## start Extracted material
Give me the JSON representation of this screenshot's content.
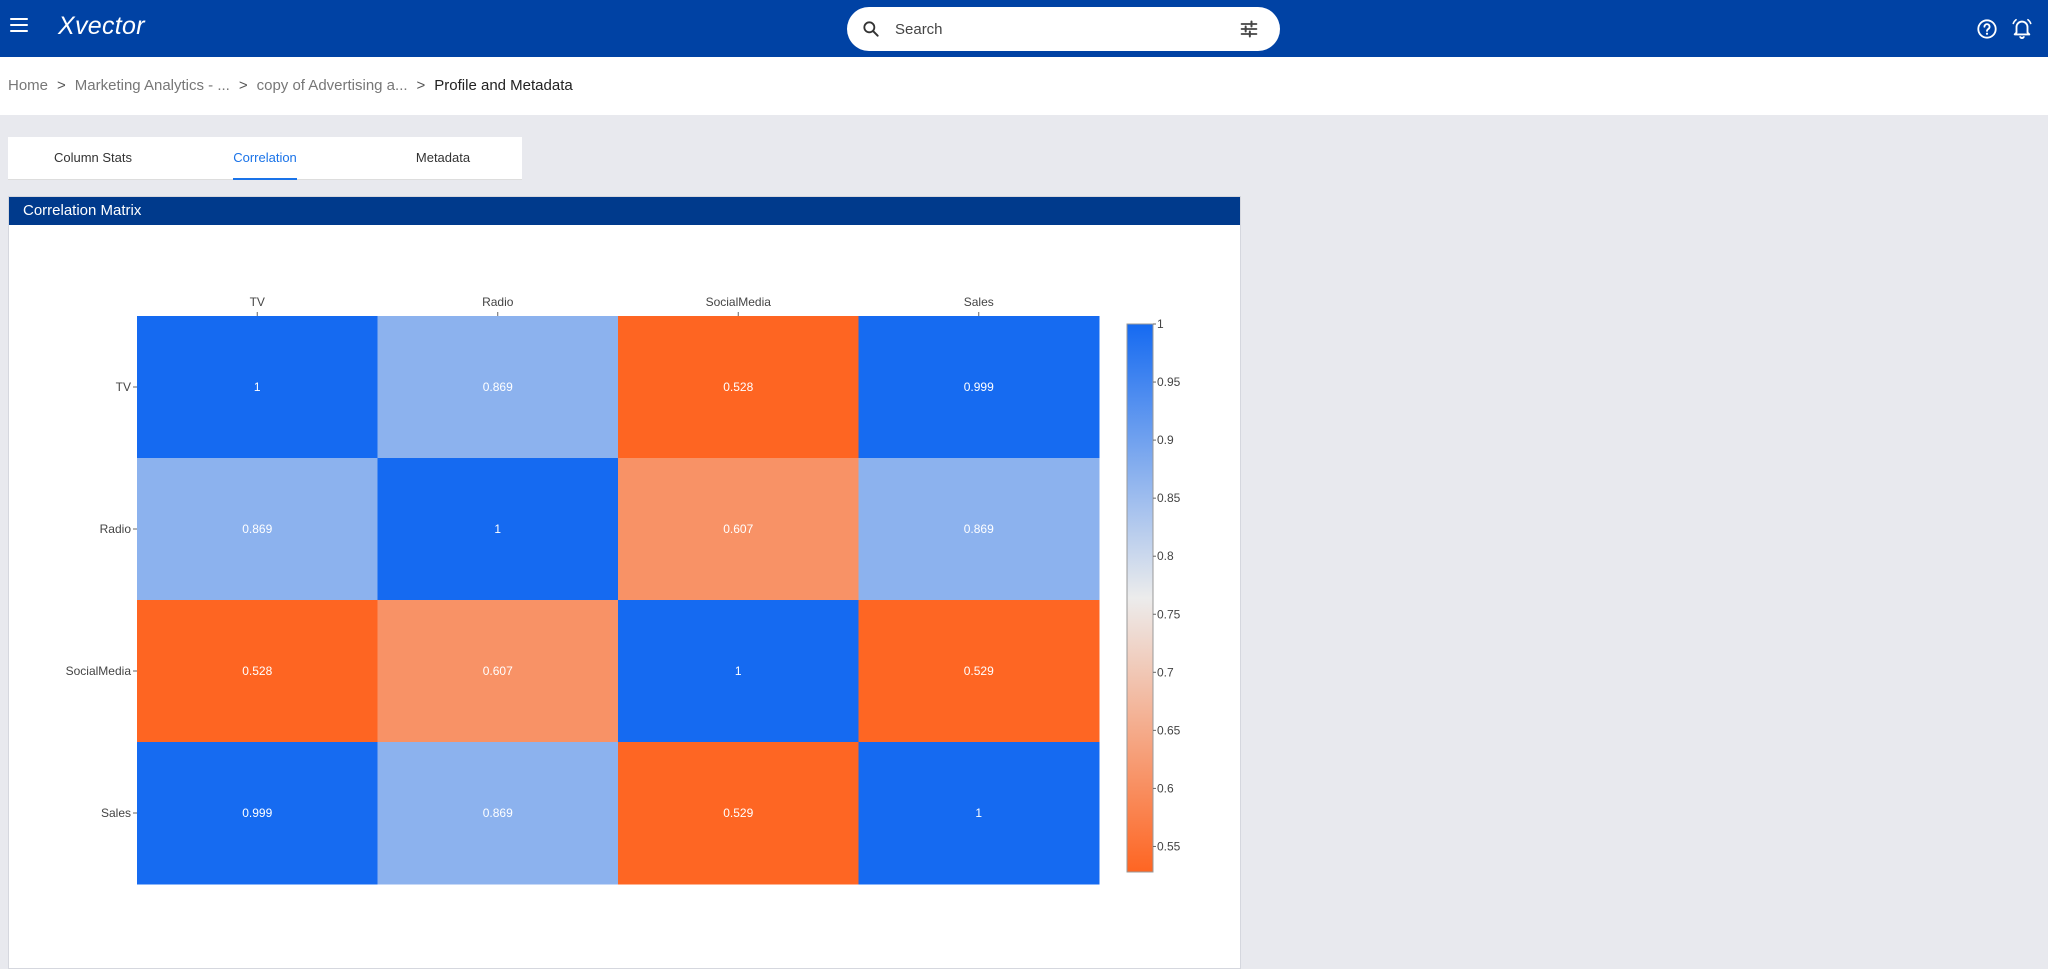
{
  "app": {
    "name": "Xvector"
  },
  "search": {
    "placeholder": "Search"
  },
  "breadcrumb": [
    "Home",
    "Marketing Analytics - ...",
    "copy of Advertising a...",
    "Profile and Metadata"
  ],
  "breadcrumb_separator": ">",
  "tabs": [
    {
      "label": "Column Stats",
      "active": false
    },
    {
      "label": "Correlation",
      "active": true
    },
    {
      "label": "Metadata",
      "active": false
    }
  ],
  "panel": {
    "title": "Correlation Matrix"
  },
  "colors": {
    "appbar": "#0042a4",
    "panel_header": "#003a8c",
    "accent": "#1a73e8",
    "high": "#156af1",
    "low": "#fe6522"
  },
  "chart_data": {
    "type": "heatmap",
    "x": [
      "TV",
      "Radio",
      "SocialMedia",
      "Sales"
    ],
    "y": [
      "TV",
      "Radio",
      "SocialMedia",
      "Sales"
    ],
    "z": [
      [
        1,
        0.869,
        0.528,
        0.999
      ],
      [
        0.869,
        1,
        0.607,
        0.869
      ],
      [
        0.528,
        0.607,
        1,
        0.529
      ],
      [
        0.999,
        0.869,
        0.529,
        1
      ]
    ],
    "colorscale": {
      "min": 0.528,
      "max": 1,
      "low_color": "#fe6522",
      "mid_color": "#ececec",
      "high_color": "#156af1"
    },
    "colorbar_ticks": [
      1,
      0.95,
      0.9,
      0.85,
      0.8,
      0.75,
      0.7,
      0.65,
      0.6,
      0.55
    ],
    "colorbar_position": "right"
  }
}
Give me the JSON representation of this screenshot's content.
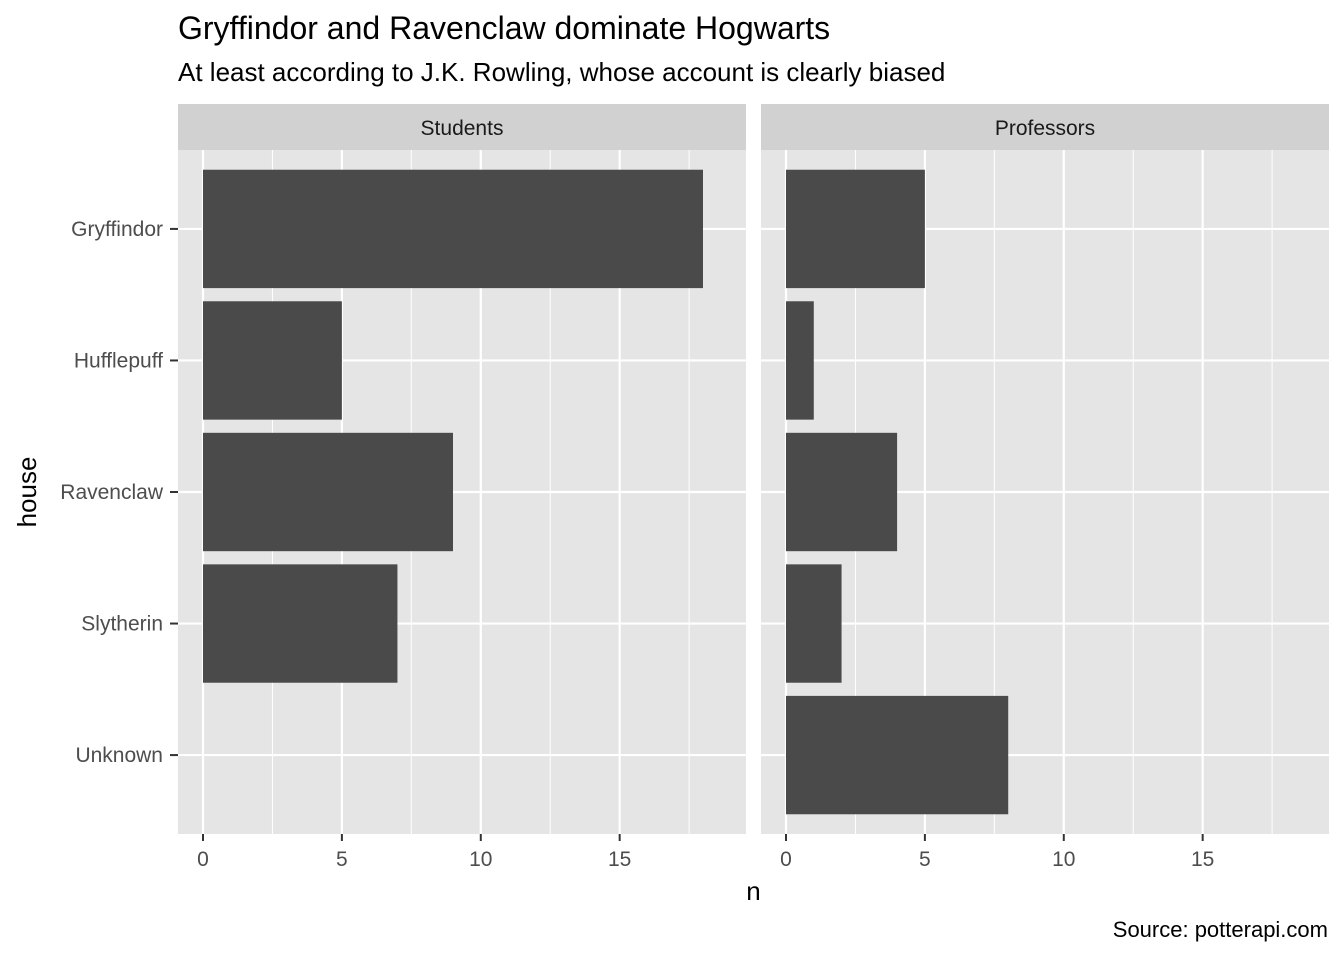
{
  "chart_data": {
    "type": "bar",
    "orientation": "horizontal",
    "title": "Gryffindor and Ravenclaw dominate Hogwarts",
    "subtitle": "At least according to J.K. Rowling, whose account is clearly biased",
    "caption": "Source: potterapi.com",
    "xlabel": "n",
    "ylabel": "house",
    "categories": [
      "Gryffindor",
      "Hufflepuff",
      "Ravenclaw",
      "Slytherin",
      "Unknown"
    ],
    "xlim": [
      0,
      18.9
    ],
    "xticks": [
      0,
      5,
      10,
      15
    ],
    "grid": true,
    "bar_color": "#4a4a4a",
    "panel_background": "#e5e5e5",
    "strip_background": "#d1d1d1",
    "facets": [
      {
        "label": "Students",
        "values": [
          18,
          5,
          9,
          7,
          0
        ]
      },
      {
        "label": "Professors",
        "values": [
          5,
          1,
          4,
          2,
          8
        ]
      }
    ]
  }
}
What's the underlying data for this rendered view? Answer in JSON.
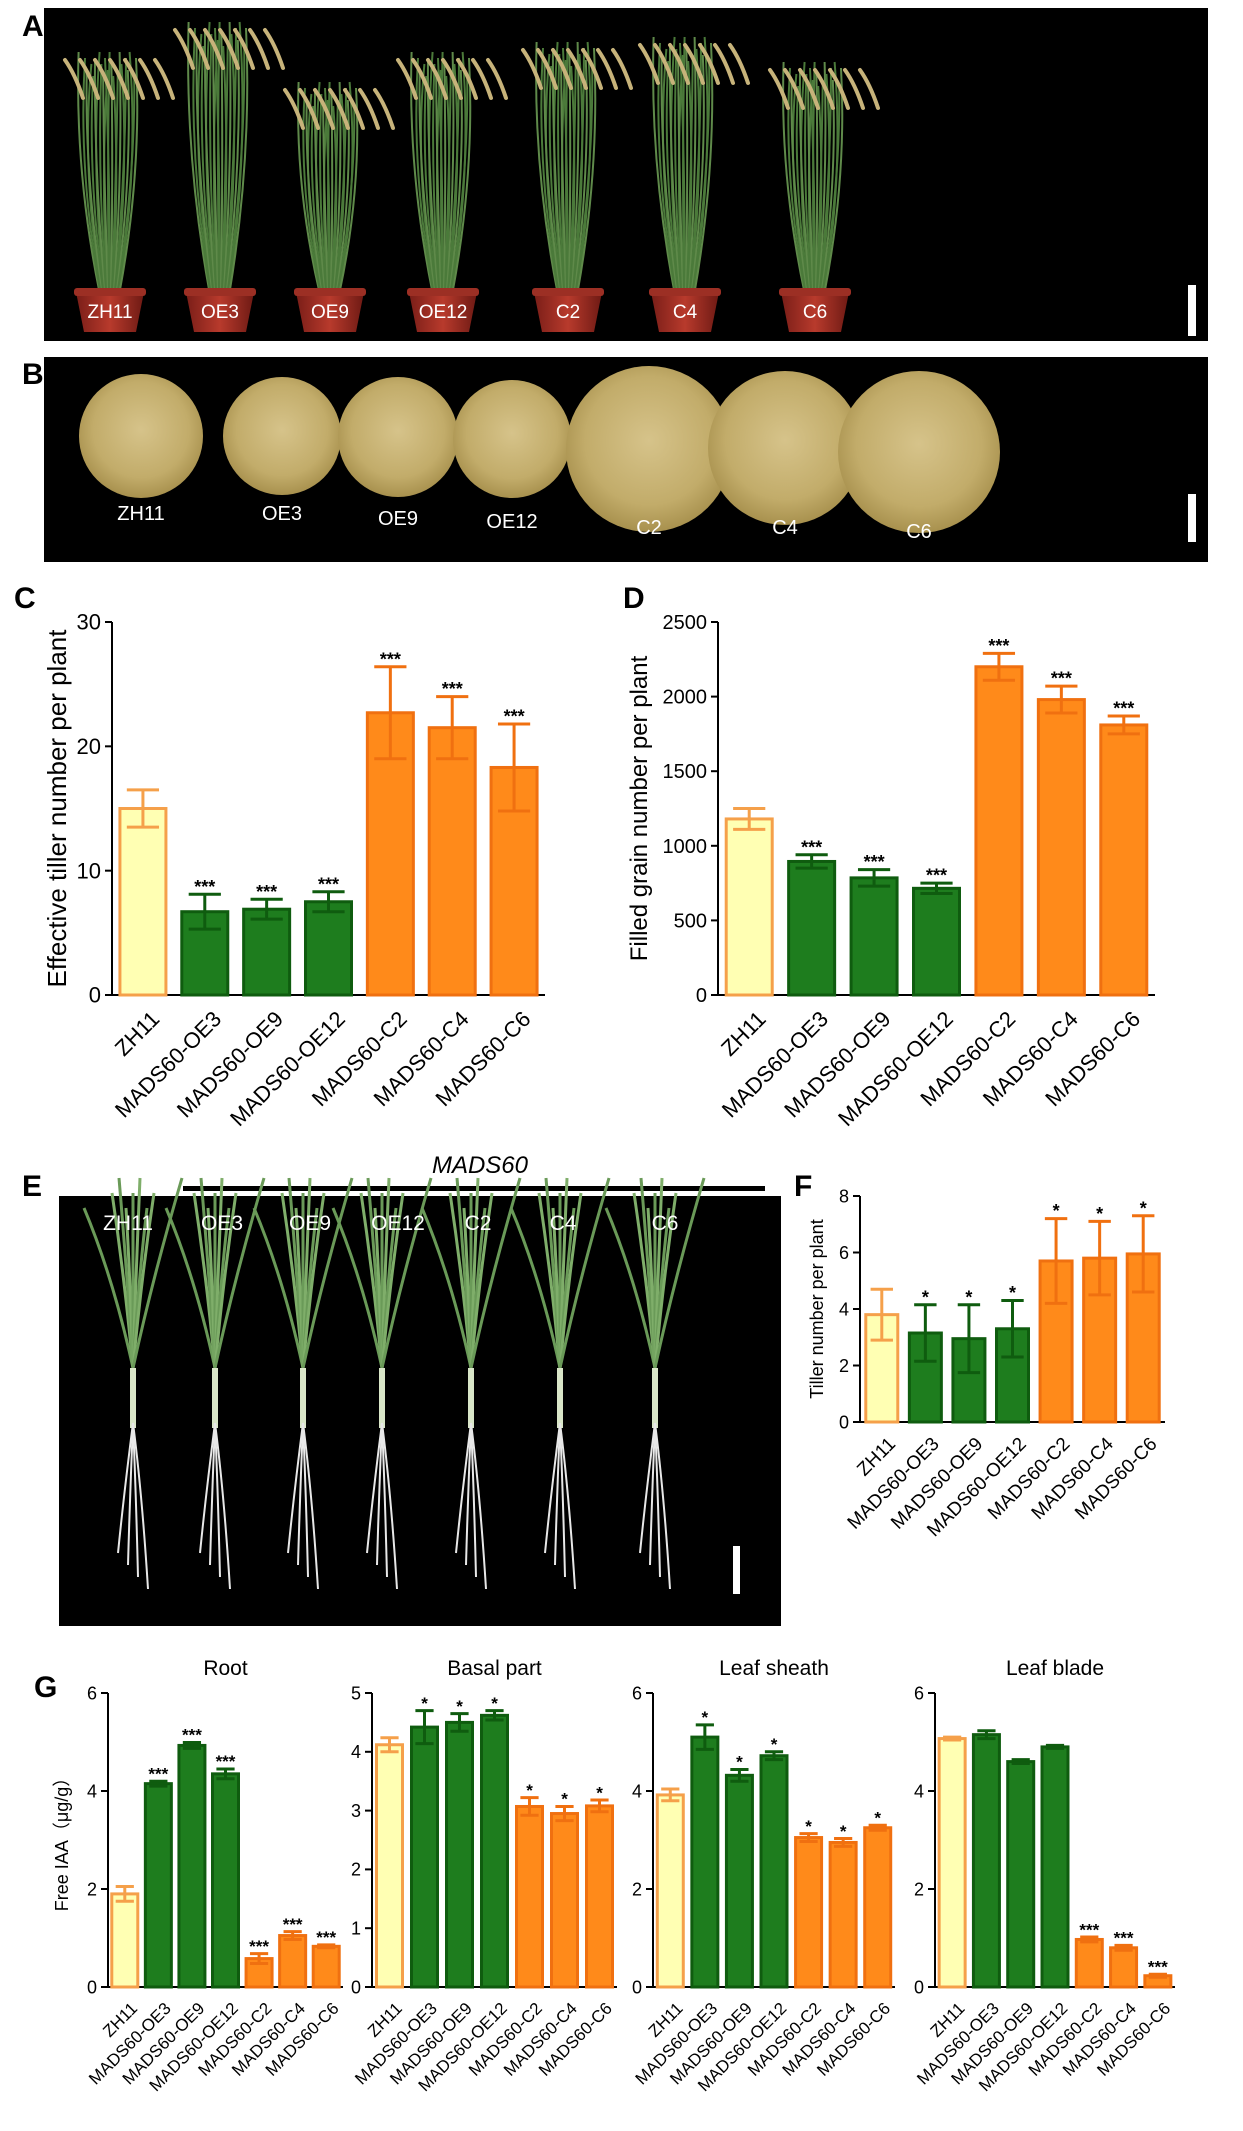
{
  "panels": {
    "A": {
      "letter": "A",
      "labels": [
        "ZH11",
        "OE3",
        "OE9",
        "OE12",
        "C2",
        "C4",
        "C6"
      ]
    },
    "B": {
      "letter": "B",
      "labels": [
        "ZH11",
        "OE3",
        "OE9",
        "OE12",
        "C2",
        "C4",
        "C6"
      ]
    },
    "C": {
      "letter": "C"
    },
    "D": {
      "letter": "D"
    },
    "E": {
      "letter": "E",
      "header": "MADS60",
      "labels": [
        "ZH11",
        "OE3",
        "OE9",
        "OE12",
        "C2",
        "C4",
        "C6"
      ]
    },
    "F": {
      "letter": "F"
    },
    "G": {
      "letter": "G"
    }
  },
  "colors": {
    "wt_fill": "#ffffb3",
    "wt_edge": "#f5a04a",
    "oe_fill": "#1e7d1e",
    "oe_edge": "#0f5c0f",
    "c_fill": "#ff8a1a",
    "c_edge": "#f07010",
    "photo_bg": "#000000"
  },
  "chart_data": [
    {
      "id": "C",
      "type": "bar",
      "categories": [
        "ZH11",
        "MADS60-OE3",
        "MADS60-OE9",
        "MADS60-OE12",
        "MADS60-C2",
        "MADS60-C4",
        "MADS60-C6"
      ],
      "values": [
        15,
        6.7,
        6.9,
        7.5,
        22.7,
        21.5,
        18.3
      ],
      "errors": [
        1.5,
        1.4,
        0.8,
        0.8,
        3.7,
        2.5,
        3.5
      ],
      "significance": [
        "",
        "***",
        "***",
        "***",
        "***",
        "***",
        "***"
      ],
      "ylabel": "Effective tiller number per plant",
      "ylim": [
        0,
        30
      ],
      "yticks": [
        0,
        10,
        20,
        30
      ],
      "title": ""
    },
    {
      "id": "D",
      "type": "bar",
      "categories": [
        "ZH11",
        "MADS60-OE3",
        "MADS60-OE9",
        "MADS60-OE12",
        "MADS60-C2",
        "MADS60-C4",
        "MADS60-C6"
      ],
      "values": [
        1180,
        895,
        785,
        715,
        2200,
        1980,
        1810
      ],
      "errors": [
        70,
        45,
        55,
        35,
        90,
        90,
        60
      ],
      "significance": [
        "",
        "***",
        "***",
        "***",
        "***",
        "***",
        "***"
      ],
      "ylabel": "Filled grain number per plant",
      "ylim": [
        0,
        2500
      ],
      "yticks": [
        0,
        500,
        1000,
        1500,
        2000,
        2500
      ],
      "title": ""
    },
    {
      "id": "F",
      "type": "bar",
      "categories": [
        "ZH11",
        "MADS60-OE3",
        "MADS60-OE9",
        "MADS60-OE12",
        "MADS60-C2",
        "MADS60-C4",
        "MADS60-C6"
      ],
      "values": [
        3.8,
        3.15,
        2.95,
        3.3,
        5.7,
        5.8,
        5.95
      ],
      "errors": [
        0.9,
        1.0,
        1.2,
        1.0,
        1.5,
        1.3,
        1.35
      ],
      "significance": [
        "",
        "*",
        "*",
        "*",
        "*",
        "*",
        "*"
      ],
      "ylabel": "Tiller number per plant",
      "ylim": [
        0,
        8
      ],
      "yticks": [
        0,
        2,
        4,
        6,
        8
      ],
      "title": ""
    },
    {
      "id": "G1",
      "type": "bar",
      "categories": [
        "ZH11",
        "MADS60-OE3",
        "MADS60-OE9",
        "MADS60-OE12",
        "MADS60-C2",
        "MADS60-C4",
        "MADS60-C6"
      ],
      "values": [
        1.9,
        4.15,
        4.93,
        4.35,
        0.58,
        1.05,
        0.83
      ],
      "errors": [
        0.15,
        0.05,
        0.06,
        0.1,
        0.1,
        0.08,
        0.03
      ],
      "significance": [
        "",
        "***",
        "***",
        "***",
        "***",
        "***",
        "***"
      ],
      "title": "Root",
      "ylabel": "Free IAA（μg/g）",
      "ylim": [
        0,
        6
      ],
      "yticks": [
        0,
        2,
        4,
        6
      ]
    },
    {
      "id": "G2",
      "type": "bar",
      "categories": [
        "ZH11",
        "MADS60-OE3",
        "MADS60-OE9",
        "MADS60-OE12",
        "MADS60-C2",
        "MADS60-C4",
        "MADS60-C6"
      ],
      "values": [
        4.12,
        4.42,
        4.5,
        4.62,
        3.07,
        2.95,
        3.08
      ],
      "errors": [
        0.12,
        0.28,
        0.15,
        0.08,
        0.15,
        0.12,
        0.1
      ],
      "significance": [
        "",
        "*",
        "*",
        "*",
        "*",
        "*",
        "*"
      ],
      "title": "Basal part",
      "ylabel": "",
      "ylim": [
        0,
        5
      ],
      "yticks": [
        0,
        1,
        2,
        3,
        4,
        5
      ]
    },
    {
      "id": "G3",
      "type": "bar",
      "categories": [
        "ZH11",
        "MADS60-OE3",
        "MADS60-OE9",
        "MADS60-OE12",
        "MADS60-C2",
        "MADS60-C4",
        "MADS60-C6"
      ],
      "values": [
        3.92,
        5.1,
        4.32,
        4.72,
        3.05,
        2.95,
        3.25
      ],
      "errors": [
        0.12,
        0.25,
        0.12,
        0.08,
        0.08,
        0.08,
        0.05
      ],
      "significance": [
        "",
        "*",
        "*",
        "*",
        "*",
        "*",
        "*"
      ],
      "title": "Leaf sheath",
      "ylabel": "",
      "ylim": [
        0,
        6
      ],
      "yticks": [
        0,
        2,
        4,
        6
      ]
    },
    {
      "id": "G4",
      "type": "bar",
      "categories": [
        "ZH11",
        "MADS60-OE3",
        "MADS60-OE9",
        "MADS60-OE12",
        "MADS60-C2",
        "MADS60-C4",
        "MADS60-C6"
      ],
      "values": [
        5.07,
        5.15,
        4.6,
        4.9,
        0.97,
        0.8,
        0.23
      ],
      "errors": [
        0.03,
        0.08,
        0.04,
        0.03,
        0.05,
        0.05,
        0.03
      ],
      "significance": [
        "",
        "",
        "",
        "",
        "***",
        "***",
        "***"
      ],
      "title": "Leaf blade",
      "ylabel": "",
      "ylim": [
        0,
        6
      ],
      "yticks": [
        0,
        2,
        4,
        6
      ]
    }
  ]
}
## end Extracted material
_Request_. Tell how many lines in the records above contain "Metadata", giving the number and no other words.

_Written answer_. 2